*AIM:* A faithful transcription of all the data is required.

========================

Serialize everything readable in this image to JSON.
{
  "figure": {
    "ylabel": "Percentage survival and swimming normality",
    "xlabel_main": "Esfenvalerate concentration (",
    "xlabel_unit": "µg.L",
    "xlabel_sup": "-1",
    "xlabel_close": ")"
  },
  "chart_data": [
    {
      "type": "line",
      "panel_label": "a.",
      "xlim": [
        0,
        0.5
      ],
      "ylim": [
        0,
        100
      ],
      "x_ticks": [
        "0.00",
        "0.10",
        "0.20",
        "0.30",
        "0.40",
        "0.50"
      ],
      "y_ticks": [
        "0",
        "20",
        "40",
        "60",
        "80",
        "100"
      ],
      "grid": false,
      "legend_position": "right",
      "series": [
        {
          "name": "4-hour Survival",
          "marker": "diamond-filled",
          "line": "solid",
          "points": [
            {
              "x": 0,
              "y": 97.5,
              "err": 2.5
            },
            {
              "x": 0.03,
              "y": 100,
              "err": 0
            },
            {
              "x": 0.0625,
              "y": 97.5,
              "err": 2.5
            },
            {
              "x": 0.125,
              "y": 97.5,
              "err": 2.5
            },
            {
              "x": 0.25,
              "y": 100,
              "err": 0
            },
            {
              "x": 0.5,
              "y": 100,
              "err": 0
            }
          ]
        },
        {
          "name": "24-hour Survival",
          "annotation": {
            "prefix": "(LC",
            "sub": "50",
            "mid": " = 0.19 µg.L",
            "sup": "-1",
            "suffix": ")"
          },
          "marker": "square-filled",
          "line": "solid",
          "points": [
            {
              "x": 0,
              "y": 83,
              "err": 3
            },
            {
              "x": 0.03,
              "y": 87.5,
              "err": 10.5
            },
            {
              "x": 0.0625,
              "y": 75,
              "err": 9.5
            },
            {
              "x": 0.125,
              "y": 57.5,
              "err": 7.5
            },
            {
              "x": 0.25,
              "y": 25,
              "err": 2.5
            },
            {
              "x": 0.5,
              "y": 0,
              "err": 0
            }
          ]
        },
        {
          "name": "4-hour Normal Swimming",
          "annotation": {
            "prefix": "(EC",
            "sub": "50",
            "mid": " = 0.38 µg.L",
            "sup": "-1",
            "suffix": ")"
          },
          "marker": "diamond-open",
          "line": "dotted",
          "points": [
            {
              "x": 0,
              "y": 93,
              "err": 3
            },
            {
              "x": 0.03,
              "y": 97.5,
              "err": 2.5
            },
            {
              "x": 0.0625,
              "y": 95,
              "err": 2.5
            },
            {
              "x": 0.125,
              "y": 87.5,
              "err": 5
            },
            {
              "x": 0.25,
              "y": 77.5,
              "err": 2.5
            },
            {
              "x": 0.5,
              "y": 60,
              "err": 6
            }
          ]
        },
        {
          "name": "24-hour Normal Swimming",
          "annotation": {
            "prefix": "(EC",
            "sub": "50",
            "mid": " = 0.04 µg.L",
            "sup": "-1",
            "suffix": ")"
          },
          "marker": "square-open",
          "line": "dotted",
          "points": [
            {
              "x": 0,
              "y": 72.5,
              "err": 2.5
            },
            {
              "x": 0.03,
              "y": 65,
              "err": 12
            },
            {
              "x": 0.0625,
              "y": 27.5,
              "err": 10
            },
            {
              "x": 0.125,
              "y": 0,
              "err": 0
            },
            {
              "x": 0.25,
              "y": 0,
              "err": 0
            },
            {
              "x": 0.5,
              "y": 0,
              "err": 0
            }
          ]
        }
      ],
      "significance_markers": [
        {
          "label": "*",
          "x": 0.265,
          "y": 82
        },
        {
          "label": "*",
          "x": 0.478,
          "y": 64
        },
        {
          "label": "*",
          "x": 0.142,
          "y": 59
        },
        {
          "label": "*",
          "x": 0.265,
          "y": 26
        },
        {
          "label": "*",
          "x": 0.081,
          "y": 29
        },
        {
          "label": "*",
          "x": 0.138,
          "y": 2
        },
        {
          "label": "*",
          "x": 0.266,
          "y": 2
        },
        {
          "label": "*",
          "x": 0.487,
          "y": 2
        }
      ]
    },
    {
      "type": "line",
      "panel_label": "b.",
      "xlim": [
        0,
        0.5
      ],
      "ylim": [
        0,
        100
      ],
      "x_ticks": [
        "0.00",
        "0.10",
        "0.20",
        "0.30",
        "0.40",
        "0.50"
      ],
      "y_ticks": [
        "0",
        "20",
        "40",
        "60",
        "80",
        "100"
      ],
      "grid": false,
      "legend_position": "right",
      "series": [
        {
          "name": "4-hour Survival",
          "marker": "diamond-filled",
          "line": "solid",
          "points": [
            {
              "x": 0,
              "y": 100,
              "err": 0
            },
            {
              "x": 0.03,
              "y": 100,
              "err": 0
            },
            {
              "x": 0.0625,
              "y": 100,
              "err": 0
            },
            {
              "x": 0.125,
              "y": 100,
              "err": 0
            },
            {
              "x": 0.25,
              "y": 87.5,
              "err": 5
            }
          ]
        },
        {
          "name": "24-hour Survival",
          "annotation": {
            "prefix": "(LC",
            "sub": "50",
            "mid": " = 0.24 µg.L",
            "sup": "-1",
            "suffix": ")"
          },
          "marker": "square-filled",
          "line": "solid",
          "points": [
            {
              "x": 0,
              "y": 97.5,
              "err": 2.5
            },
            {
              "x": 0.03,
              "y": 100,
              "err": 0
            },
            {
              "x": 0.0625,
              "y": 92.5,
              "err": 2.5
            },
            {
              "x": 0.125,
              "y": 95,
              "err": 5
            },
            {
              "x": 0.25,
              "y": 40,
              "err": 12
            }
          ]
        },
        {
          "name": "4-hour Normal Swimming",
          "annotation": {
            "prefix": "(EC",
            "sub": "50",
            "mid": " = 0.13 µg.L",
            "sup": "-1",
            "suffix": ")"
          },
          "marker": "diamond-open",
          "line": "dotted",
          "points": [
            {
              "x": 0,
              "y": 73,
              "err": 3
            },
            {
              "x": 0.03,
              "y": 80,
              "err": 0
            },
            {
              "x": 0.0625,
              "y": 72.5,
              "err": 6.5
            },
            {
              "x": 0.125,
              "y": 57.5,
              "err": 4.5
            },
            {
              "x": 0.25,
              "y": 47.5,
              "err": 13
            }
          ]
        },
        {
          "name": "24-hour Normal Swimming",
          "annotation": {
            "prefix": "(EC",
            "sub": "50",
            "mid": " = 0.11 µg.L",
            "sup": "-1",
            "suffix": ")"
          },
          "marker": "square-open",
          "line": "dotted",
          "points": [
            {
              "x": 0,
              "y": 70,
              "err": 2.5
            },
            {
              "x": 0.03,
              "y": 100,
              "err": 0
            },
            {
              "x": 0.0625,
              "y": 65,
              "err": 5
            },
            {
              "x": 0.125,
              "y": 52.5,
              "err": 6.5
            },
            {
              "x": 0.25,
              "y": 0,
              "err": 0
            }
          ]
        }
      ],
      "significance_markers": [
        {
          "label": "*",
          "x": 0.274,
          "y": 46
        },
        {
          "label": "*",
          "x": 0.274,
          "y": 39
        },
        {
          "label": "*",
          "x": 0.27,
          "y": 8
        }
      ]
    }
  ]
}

========================

*PROBLEM SOLUTION:*
Serialize everything readable in this image to JSON.
{
  "figure": {
    "ylabel": "Percentage survival and swimming normality",
    "xlabel_main": "Esfenvalerate concentration (",
    "xlabel_unit": "µg.L",
    "xlabel_sup": "-1",
    "xlabel_close": ")"
  },
  "chart_data": [
    {
      "type": "line",
      "panel_label": "a.",
      "xlim": [
        0,
        0.5
      ],
      "ylim": [
        0,
        100
      ],
      "x_ticks": [
        "0.00",
        "0.10",
        "0.20",
        "0.30",
        "0.40",
        "0.50"
      ],
      "y_ticks": [
        "0",
        "20",
        "40",
        "60",
        "80",
        "100"
      ],
      "grid": false,
      "legend_position": "right",
      "series": [
        {
          "name": "4-hour Survival",
          "marker": "diamond-filled",
          "line": "solid",
          "points": [
            {
              "x": 0,
              "y": 97.5,
              "err": 2.5
            },
            {
              "x": 0.03,
              "y": 100,
              "err": 0
            },
            {
              "x": 0.0625,
              "y": 97.5,
              "err": 2.5
            },
            {
              "x": 0.125,
              "y": 97.5,
              "err": 2.5
            },
            {
              "x": 0.25,
              "y": 100,
              "err": 0
            },
            {
              "x": 0.5,
              "y": 100,
              "err": 0
            }
          ]
        },
        {
          "name": "24-hour Survival",
          "annotation": {
            "prefix": "(LC",
            "sub": "50",
            "mid": " = 0.19 µg.L",
            "sup": "-1",
            "suffix": ")"
          },
          "marker": "square-filled",
          "line": "solid",
          "points": [
            {
              "x": 0,
              "y": 83,
              "err": 3
            },
            {
              "x": 0.03,
              "y": 87.5,
              "err": 10.5
            },
            {
              "x": 0.0625,
              "y": 75,
              "err": 9.5
            },
            {
              "x": 0.125,
              "y": 57.5,
              "err": 7.5
            },
            {
              "x": 0.25,
              "y": 25,
              "err": 2.5
            },
            {
              "x": 0.5,
              "y": 0,
              "err": 0
            }
          ]
        },
        {
          "name": "4-hour Normal Swimming",
          "annotation": {
            "prefix": "(EC",
            "sub": "50",
            "mid": " = 0.38 µg.L",
            "sup": "-1",
            "suffix": ")"
          },
          "marker": "diamond-open",
          "line": "dotted",
          "points": [
            {
              "x": 0,
              "y": 93,
              "err": 3
            },
            {
              "x": 0.03,
              "y": 97.5,
              "err": 2.5
            },
            {
              "x": 0.0625,
              "y": 95,
              "err": 2.5
            },
            {
              "x": 0.125,
              "y": 87.5,
              "err": 5
            },
            {
              "x": 0.25,
              "y": 77.5,
              "err": 2.5
            },
            {
              "x": 0.5,
              "y": 60,
              "err": 6
            }
          ]
        },
        {
          "name": "24-hour Normal Swimming",
          "annotation": {
            "prefix": "(EC",
            "sub": "50",
            "mid": " = 0.04 µg.L",
            "sup": "-1",
            "suffix": ")"
          },
          "marker": "square-open",
          "line": "dotted",
          "points": [
            {
              "x": 0,
              "y": 72.5,
              "err": 2.5
            },
            {
              "x": 0.03,
              "y": 65,
              "err": 12
            },
            {
              "x": 0.0625,
              "y": 27.5,
              "err": 10
            },
            {
              "x": 0.125,
              "y": 0,
              "err": 0
            },
            {
              "x": 0.25,
              "y": 0,
              "err": 0
            },
            {
              "x": 0.5,
              "y": 0,
              "err": 0
            }
          ]
        }
      ],
      "significance_markers": [
        {
          "label": "*",
          "x": 0.265,
          "y": 82
        },
        {
          "label": "*",
          "x": 0.478,
          "y": 64
        },
        {
          "label": "*",
          "x": 0.142,
          "y": 59
        },
        {
          "label": "*",
          "x": 0.265,
          "y": 26
        },
        {
          "label": "*",
          "x": 0.081,
          "y": 29
        },
        {
          "label": "*",
          "x": 0.138,
          "y": 2
        },
        {
          "label": "*",
          "x": 0.266,
          "y": 2
        },
        {
          "label": "*",
          "x": 0.487,
          "y": 2
        }
      ]
    },
    {
      "type": "line",
      "panel_label": "b.",
      "xlim": [
        0,
        0.5
      ],
      "ylim": [
        0,
        100
      ],
      "x_ticks": [
        "0.00",
        "0.10",
        "0.20",
        "0.30",
        "0.40",
        "0.50"
      ],
      "y_ticks": [
        "0",
        "20",
        "40",
        "60",
        "80",
        "100"
      ],
      "grid": false,
      "legend_position": "right",
      "series": [
        {
          "name": "4-hour Survival",
          "marker": "diamond-filled",
          "line": "solid",
          "points": [
            {
              "x": 0,
              "y": 100,
              "err": 0
            },
            {
              "x": 0.03,
              "y": 100,
              "err": 0
            },
            {
              "x": 0.0625,
              "y": 100,
              "err": 0
            },
            {
              "x": 0.125,
              "y": 100,
              "err": 0
            },
            {
              "x": 0.25,
              "y": 87.5,
              "err": 5
            }
          ]
        },
        {
          "name": "24-hour Survival",
          "annotation": {
            "prefix": "(LC",
            "sub": "50",
            "mid": " = 0.24 µg.L",
            "sup": "-1",
            "suffix": ")"
          },
          "marker": "square-filled",
          "line": "solid",
          "points": [
            {
              "x": 0,
              "y": 97.5,
              "err": 2.5
            },
            {
              "x": 0.03,
              "y": 100,
              "err": 0
            },
            {
              "x": 0.0625,
              "y": 92.5,
              "err": 2.5
            },
            {
              "x": 0.125,
              "y": 95,
              "err": 5
            },
            {
              "x": 0.25,
              "y": 40,
              "err": 12
            }
          ]
        },
        {
          "name": "4-hour Normal Swimming",
          "annotation": {
            "prefix": "(EC",
            "sub": "50",
            "mid": " = 0.13 µg.L",
            "sup": "-1",
            "suffix": ")"
          },
          "marker": "diamond-open",
          "line": "dotted",
          "points": [
            {
              "x": 0,
              "y": 73,
              "err": 3
            },
            {
              "x": 0.03,
              "y": 80,
              "err": 0
            },
            {
              "x": 0.0625,
              "y": 72.5,
              "err": 6.5
            },
            {
              "x": 0.125,
              "y": 57.5,
              "err": 4.5
            },
            {
              "x": 0.25,
              "y": 47.5,
              "err": 13
            }
          ]
        },
        {
          "name": "24-hour Normal Swimming",
          "annotation": {
            "prefix": "(EC",
            "sub": "50",
            "mid": " = 0.11 µg.L",
            "sup": "-1",
            "suffix": ")"
          },
          "marker": "square-open",
          "line": "dotted",
          "points": [
            {
              "x": 0,
              "y": 70,
              "err": 2.5
            },
            {
              "x": 0.03,
              "y": 100,
              "err": 0
            },
            {
              "x": 0.0625,
              "y": 65,
              "err": 5
            },
            {
              "x": 0.125,
              "y": 52.5,
              "err": 6.5
            },
            {
              "x": 0.25,
              "y": 0,
              "err": 0
            }
          ]
        }
      ],
      "significance_markers": [
        {
          "label": "*",
          "x": 0.274,
          "y": 46
        },
        {
          "label": "*",
          "x": 0.274,
          "y": 39
        },
        {
          "label": "*",
          "x": 0.27,
          "y": 8
        }
      ]
    }
  ]
}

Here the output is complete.